* [Requirements] Give an exact transcription of every line, dropping the images.

* [Given data]
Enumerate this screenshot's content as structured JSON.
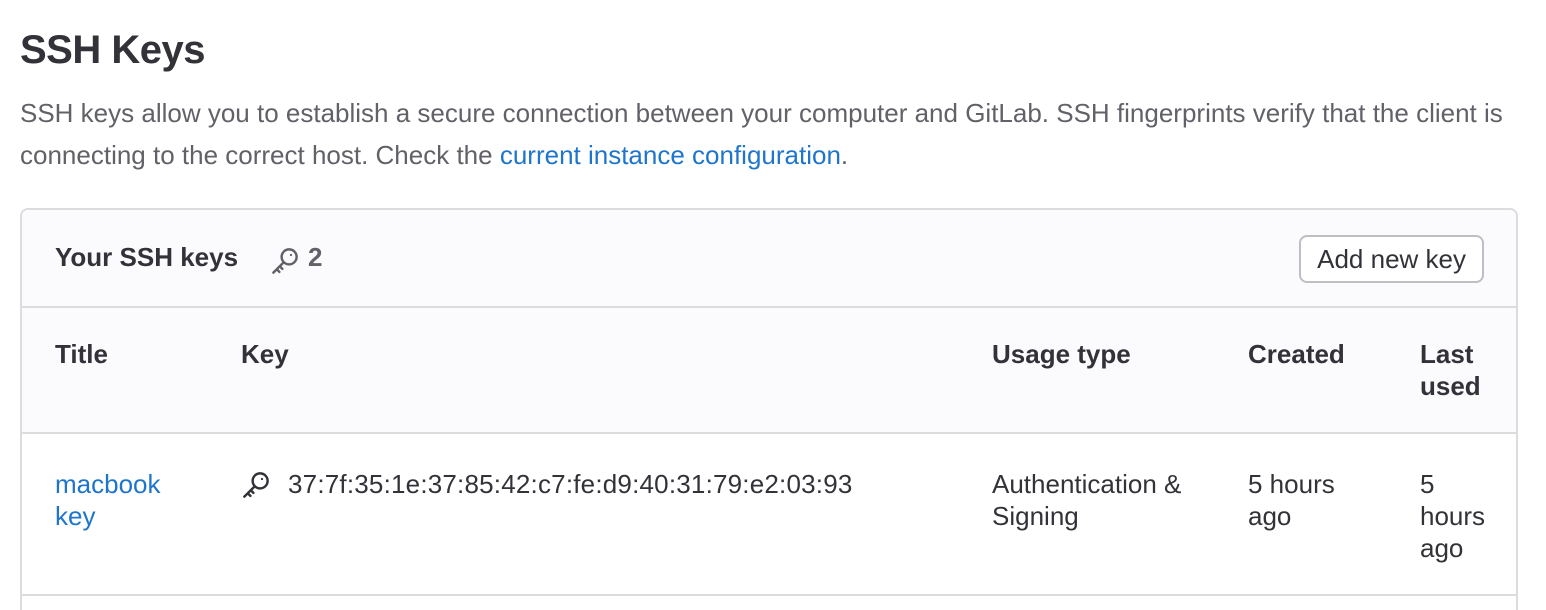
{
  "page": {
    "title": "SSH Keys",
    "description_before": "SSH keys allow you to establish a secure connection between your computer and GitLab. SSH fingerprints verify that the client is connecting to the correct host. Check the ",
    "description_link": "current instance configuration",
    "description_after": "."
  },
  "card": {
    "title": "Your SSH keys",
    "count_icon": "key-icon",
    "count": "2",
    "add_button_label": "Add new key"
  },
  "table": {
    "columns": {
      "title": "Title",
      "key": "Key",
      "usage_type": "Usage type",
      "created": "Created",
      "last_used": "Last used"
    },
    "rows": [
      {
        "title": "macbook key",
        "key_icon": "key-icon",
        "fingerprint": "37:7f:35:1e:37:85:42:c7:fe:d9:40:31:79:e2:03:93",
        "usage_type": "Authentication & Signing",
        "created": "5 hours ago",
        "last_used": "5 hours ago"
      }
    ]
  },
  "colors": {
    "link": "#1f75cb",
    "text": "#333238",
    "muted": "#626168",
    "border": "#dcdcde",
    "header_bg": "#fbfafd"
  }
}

* [Solution to the exercise]
Enumerate this screenshot's content as structured JSON.
{
  "page": {
    "title": "SSH Keys",
    "description_before": "SSH keys allow you to establish a secure connection between your computer and GitLab. SSH fingerprints verify that the client is connecting to the correct host. Check the ",
    "description_link": "current instance configuration",
    "description_after": "."
  },
  "card": {
    "title": "Your SSH keys",
    "count_icon": "key-icon",
    "count": "2",
    "add_button_label": "Add new key"
  },
  "table": {
    "columns": {
      "title": "Title",
      "key": "Key",
      "usage_type": "Usage type",
      "created": "Created",
      "last_used": "Last used"
    },
    "rows": [
      {
        "title": "macbook key",
        "key_icon": "key-icon",
        "fingerprint": "37:7f:35:1e:37:85:42:c7:fe:d9:40:31:79:e2:03:93",
        "usage_type": "Authentication & Signing",
        "created": "5 hours ago",
        "last_used": "5 hours ago"
      }
    ]
  },
  "colors": {
    "link": "#1f75cb",
    "text": "#333238",
    "muted": "#626168",
    "border": "#dcdcde",
    "header_bg": "#fbfafd"
  }
}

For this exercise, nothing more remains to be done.